Output every record below exactly as it appears.
====== Data ======
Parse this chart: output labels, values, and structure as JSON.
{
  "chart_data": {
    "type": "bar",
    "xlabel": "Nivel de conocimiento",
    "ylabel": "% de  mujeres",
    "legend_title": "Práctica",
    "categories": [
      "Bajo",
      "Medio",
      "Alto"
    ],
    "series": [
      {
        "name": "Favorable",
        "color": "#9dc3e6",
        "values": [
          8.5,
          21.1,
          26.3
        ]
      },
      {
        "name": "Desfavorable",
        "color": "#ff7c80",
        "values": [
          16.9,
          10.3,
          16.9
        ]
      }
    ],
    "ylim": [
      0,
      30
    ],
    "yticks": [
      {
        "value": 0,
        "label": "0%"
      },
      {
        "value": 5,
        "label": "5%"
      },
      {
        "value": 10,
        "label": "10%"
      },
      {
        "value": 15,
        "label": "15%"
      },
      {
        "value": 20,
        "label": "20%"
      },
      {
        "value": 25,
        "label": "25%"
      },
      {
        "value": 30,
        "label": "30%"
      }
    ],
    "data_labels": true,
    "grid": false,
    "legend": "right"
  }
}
======
### Response
Parse this chart: output labels, values, and structure as JSON.
{
  "chart_data": {
    "type": "bar",
    "xlabel": "Nivel de conocimiento",
    "ylabel": "% de  mujeres",
    "legend_title": "Práctica",
    "categories": [
      "Bajo",
      "Medio",
      "Alto"
    ],
    "series": [
      {
        "name": "Favorable",
        "color": "#9dc3e6",
        "values": [
          8.5,
          21.1,
          26.3
        ]
      },
      {
        "name": "Desfavorable",
        "color": "#ff7c80",
        "values": [
          16.9,
          10.3,
          16.9
        ]
      }
    ],
    "ylim": [
      0,
      30
    ],
    "yticks": [
      {
        "value": 0,
        "label": "0%"
      },
      {
        "value": 5,
        "label": "5%"
      },
      {
        "value": 10,
        "label": "10%"
      },
      {
        "value": 15,
        "label": "15%"
      },
      {
        "value": 20,
        "label": "20%"
      },
      {
        "value": 25,
        "label": "25%"
      },
      {
        "value": 30,
        "label": "30%"
      }
    ],
    "data_labels": true,
    "grid": false,
    "legend": "right"
  }
}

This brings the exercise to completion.